Data in this exercise
--------------------------------
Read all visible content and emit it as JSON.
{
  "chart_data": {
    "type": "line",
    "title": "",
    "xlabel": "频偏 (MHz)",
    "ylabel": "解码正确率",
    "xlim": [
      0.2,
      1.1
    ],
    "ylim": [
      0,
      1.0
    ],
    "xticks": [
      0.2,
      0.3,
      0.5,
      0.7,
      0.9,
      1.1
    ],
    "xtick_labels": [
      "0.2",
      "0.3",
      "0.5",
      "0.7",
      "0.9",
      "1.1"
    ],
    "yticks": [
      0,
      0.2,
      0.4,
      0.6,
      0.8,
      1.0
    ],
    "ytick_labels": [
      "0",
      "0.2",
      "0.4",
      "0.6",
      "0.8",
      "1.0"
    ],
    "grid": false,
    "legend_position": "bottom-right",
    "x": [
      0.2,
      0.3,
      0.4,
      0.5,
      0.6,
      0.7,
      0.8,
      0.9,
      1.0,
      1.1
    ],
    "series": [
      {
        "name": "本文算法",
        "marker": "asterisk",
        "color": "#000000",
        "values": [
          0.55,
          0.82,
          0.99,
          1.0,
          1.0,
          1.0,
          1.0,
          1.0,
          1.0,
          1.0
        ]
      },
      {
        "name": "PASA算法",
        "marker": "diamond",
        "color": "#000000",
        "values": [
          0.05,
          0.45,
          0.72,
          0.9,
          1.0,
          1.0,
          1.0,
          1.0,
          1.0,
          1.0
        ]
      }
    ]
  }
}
--------------------------------
Do this
Reproduce the material verbatim, line by line.

The answer
Read all visible content and emit it as JSON.
{
  "chart_data": {
    "type": "line",
    "title": "",
    "xlabel": "频偏 (MHz)",
    "ylabel": "解码正确率",
    "xlim": [
      0.2,
      1.1
    ],
    "ylim": [
      0,
      1.0
    ],
    "xticks": [
      0.2,
      0.3,
      0.5,
      0.7,
      0.9,
      1.1
    ],
    "xtick_labels": [
      "0.2",
      "0.3",
      "0.5",
      "0.7",
      "0.9",
      "1.1"
    ],
    "yticks": [
      0,
      0.2,
      0.4,
      0.6,
      0.8,
      1.0
    ],
    "ytick_labels": [
      "0",
      "0.2",
      "0.4",
      "0.6",
      "0.8",
      "1.0"
    ],
    "grid": false,
    "legend_position": "bottom-right",
    "x": [
      0.2,
      0.3,
      0.4,
      0.5,
      0.6,
      0.7,
      0.8,
      0.9,
      1.0,
      1.1
    ],
    "series": [
      {
        "name": "本文算法",
        "marker": "asterisk",
        "color": "#000000",
        "values": [
          0.55,
          0.82,
          0.99,
          1.0,
          1.0,
          1.0,
          1.0,
          1.0,
          1.0,
          1.0
        ]
      },
      {
        "name": "PASA算法",
        "marker": "diamond",
        "color": "#000000",
        "values": [
          0.05,
          0.45,
          0.72,
          0.9,
          1.0,
          1.0,
          1.0,
          1.0,
          1.0,
          1.0
        ]
      }
    ]
  }
}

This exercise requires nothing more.